_PROBLEM TO WORK ON_
The records below need retyping in full; give them again exactly.
* Begin EXTRACTED RECORDS *
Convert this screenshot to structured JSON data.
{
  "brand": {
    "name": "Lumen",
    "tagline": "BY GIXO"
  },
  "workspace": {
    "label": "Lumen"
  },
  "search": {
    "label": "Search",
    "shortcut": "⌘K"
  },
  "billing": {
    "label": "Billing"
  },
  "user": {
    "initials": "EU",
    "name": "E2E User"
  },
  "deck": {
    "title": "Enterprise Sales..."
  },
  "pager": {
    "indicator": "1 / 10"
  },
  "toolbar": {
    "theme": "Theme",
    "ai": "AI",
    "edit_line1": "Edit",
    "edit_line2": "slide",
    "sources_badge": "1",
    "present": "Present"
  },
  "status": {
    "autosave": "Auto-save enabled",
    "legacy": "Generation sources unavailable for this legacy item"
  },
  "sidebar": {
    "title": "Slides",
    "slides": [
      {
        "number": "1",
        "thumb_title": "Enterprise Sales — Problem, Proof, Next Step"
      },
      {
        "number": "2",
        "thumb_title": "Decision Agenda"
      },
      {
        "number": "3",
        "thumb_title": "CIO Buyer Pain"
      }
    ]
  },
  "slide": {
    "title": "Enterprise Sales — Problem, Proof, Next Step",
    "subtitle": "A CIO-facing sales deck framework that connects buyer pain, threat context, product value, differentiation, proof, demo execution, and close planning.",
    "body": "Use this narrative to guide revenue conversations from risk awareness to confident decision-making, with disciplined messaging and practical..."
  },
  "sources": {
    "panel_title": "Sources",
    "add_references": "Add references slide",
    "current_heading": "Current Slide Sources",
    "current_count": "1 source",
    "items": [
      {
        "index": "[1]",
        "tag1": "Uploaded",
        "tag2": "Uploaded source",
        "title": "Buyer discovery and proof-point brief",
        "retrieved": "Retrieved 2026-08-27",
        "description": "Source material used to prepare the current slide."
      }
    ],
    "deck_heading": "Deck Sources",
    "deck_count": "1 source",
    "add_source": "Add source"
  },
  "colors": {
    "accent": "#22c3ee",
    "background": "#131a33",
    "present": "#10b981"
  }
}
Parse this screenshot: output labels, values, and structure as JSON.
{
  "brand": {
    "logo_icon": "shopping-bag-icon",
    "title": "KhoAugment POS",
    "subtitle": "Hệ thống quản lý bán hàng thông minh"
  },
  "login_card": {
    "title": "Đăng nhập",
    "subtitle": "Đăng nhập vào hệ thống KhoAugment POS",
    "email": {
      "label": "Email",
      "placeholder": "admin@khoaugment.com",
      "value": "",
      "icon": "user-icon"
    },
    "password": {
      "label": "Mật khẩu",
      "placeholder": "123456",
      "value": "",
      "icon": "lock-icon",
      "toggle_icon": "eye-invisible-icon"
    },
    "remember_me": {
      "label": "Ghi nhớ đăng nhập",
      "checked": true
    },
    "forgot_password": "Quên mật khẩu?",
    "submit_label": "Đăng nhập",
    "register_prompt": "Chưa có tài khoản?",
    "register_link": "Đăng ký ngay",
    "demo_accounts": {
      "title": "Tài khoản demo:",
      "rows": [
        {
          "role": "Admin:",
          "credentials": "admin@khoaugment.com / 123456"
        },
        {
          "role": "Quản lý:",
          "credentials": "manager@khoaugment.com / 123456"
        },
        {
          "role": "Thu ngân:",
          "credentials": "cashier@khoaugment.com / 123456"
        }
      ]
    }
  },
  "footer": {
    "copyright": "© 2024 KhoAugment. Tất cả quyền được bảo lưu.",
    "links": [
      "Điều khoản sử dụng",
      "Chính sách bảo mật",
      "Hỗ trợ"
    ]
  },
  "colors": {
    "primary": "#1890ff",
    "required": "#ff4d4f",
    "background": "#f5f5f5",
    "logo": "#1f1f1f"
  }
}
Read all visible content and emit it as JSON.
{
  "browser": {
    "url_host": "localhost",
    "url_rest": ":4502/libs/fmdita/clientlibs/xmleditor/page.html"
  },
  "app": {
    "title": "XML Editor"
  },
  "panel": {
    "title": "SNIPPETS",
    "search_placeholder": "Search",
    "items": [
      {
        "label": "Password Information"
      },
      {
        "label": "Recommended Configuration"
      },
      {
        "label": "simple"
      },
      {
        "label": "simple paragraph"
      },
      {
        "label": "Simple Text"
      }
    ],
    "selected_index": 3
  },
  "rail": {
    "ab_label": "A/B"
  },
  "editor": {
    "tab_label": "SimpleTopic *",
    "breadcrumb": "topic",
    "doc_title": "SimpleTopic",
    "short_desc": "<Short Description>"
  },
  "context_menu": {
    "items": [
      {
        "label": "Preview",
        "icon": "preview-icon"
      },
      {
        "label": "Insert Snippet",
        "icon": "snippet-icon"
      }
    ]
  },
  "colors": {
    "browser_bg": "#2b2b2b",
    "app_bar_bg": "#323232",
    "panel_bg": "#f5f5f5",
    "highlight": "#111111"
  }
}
* End EXTRACTED RECORDS *
_TASK RESULT_
Convert this screenshot to structured JSON data.
{
  "brand": {
    "name": "Lumen",
    "tagline": "BY GIXO"
  },
  "workspace": {
    "label": "Lumen"
  },
  "search": {
    "label": "Search",
    "shortcut": "⌘K"
  },
  "billing": {
    "label": "Billing"
  },
  "user": {
    "initials": "EU",
    "name": "E2E User"
  },
  "deck": {
    "title": "Enterprise Sales..."
  },
  "pager": {
    "indicator": "1 / 10"
  },
  "toolbar": {
    "theme": "Theme",
    "ai": "AI",
    "edit_line1": "Edit",
    "edit_line2": "slide",
    "sources_badge": "1",
    "present": "Present"
  },
  "status": {
    "autosave": "Auto-save enabled",
    "legacy": "Generation sources unavailable for this legacy item"
  },
  "sidebar": {
    "title": "Slides",
    "slides": [
      {
        "number": "1",
        "thumb_title": "Enterprise Sales — Problem, Proof, Next Step"
      },
      {
        "number": "2",
        "thumb_title": "Decision Agenda"
      },
      {
        "number": "3",
        "thumb_title": "CIO Buyer Pain"
      }
    ]
  },
  "slide": {
    "title": "Enterprise Sales — Problem, Proof, Next Step",
    "subtitle": "A CIO-facing sales deck framework that connects buyer pain, threat context, product value, differentiation, proof, demo execution, and close planning.",
    "body": "Use this narrative to guide revenue conversations from risk awareness to confident decision-making, with disciplined messaging and practical..."
  },
  "sources": {
    "panel_title": "Sources",
    "add_references": "Add references slide",
    "current_heading": "Current Slide Sources",
    "current_count": "1 source",
    "items": [
      {
        "index": "[1]",
        "tag1": "Uploaded",
        "tag2": "Uploaded source",
        "title": "Buyer discovery and proof-point brief",
        "retrieved": "Retrieved 2026-08-27",
        "description": "Source material used to prepare the current slide."
      }
    ],
    "deck_heading": "Deck Sources",
    "deck_count": "1 source",
    "add_source": "Add source"
  },
  "colors": {
    "accent": "#22c3ee",
    "background": "#131a33",
    "present": "#10b981"
  }
}
Parse this screenshot: output labels, values, and structure as JSON.
{
  "brand": {
    "logo_icon": "shopping-bag-icon",
    "title": "KhoAugment POS",
    "subtitle": "Hệ thống quản lý bán hàng thông minh"
  },
  "login_card": {
    "title": "Đăng nhập",
    "subtitle": "Đăng nhập vào hệ thống KhoAugment POS",
    "email": {
      "label": "Email",
      "placeholder": "admin@khoaugment.com",
      "value": "",
      "icon": "user-icon"
    },
    "password": {
      "label": "Mật khẩu",
      "placeholder": "123456",
      "value": "",
      "icon": "lock-icon",
      "toggle_icon": "eye-invisible-icon"
    },
    "remember_me": {
      "label": "Ghi nhớ đăng nhập",
      "checked": true
    },
    "forgot_password": "Quên mật khẩu?",
    "submit_label": "Đăng nhập",
    "register_prompt": "Chưa có tài khoản?",
    "register_link": "Đăng ký ngay",
    "demo_accounts": {
      "title": "Tài khoản demo:",
      "rows": [
        {
          "role": "Admin:",
          "credentials": "admin@khoaugment.com / 123456"
        },
        {
          "role": "Quản lý:",
          "credentials": "manager@khoaugment.com / 123456"
        },
        {
          "role": "Thu ngân:",
          "credentials": "cashier@khoaugment.com / 123456"
        }
      ]
    }
  },
  "footer": {
    "copyright": "© 2024 KhoAugment. Tất cả quyền được bảo lưu.",
    "links": [
      "Điều khoản sử dụng",
      "Chính sách bảo mật",
      "Hỗ trợ"
    ]
  },
  "colors": {
    "primary": "#1890ff",
    "required": "#ff4d4f",
    "background": "#f5f5f5",
    "logo": "#1f1f1f"
  }
}
Read all visible content and emit it as JSON.
{
  "browser": {
    "url_host": "localhost",
    "url_rest": ":4502/libs/fmdita/clientlibs/xmleditor/page.html"
  },
  "app": {
    "title": "XML Editor"
  },
  "panel": {
    "title": "SNIPPETS",
    "search_placeholder": "Search",
    "items": [
      {
        "label": "Password Information"
      },
      {
        "label": "Recommended Configuration"
      },
      {
        "label": "simple"
      },
      {
        "label": "simple paragraph"
      },
      {
        "label": "Simple Text"
      }
    ],
    "selected_index": 3
  },
  "rail": {
    "ab_label": "A/B"
  },
  "editor": {
    "tab_label": "SimpleTopic *",
    "breadcrumb": "topic",
    "doc_title": "SimpleTopic",
    "short_desc": "<Short Description>"
  },
  "context_menu": {
    "items": [
      {
        "label": "Preview",
        "icon": "preview-icon"
      },
      {
        "label": "Insert Snippet",
        "icon": "snippet-icon"
      }
    ]
  },
  "colors": {
    "browser_bg": "#2b2b2b",
    "app_bar_bg": "#323232",
    "panel_bg": "#f5f5f5",
    "highlight": "#111111"
  }
}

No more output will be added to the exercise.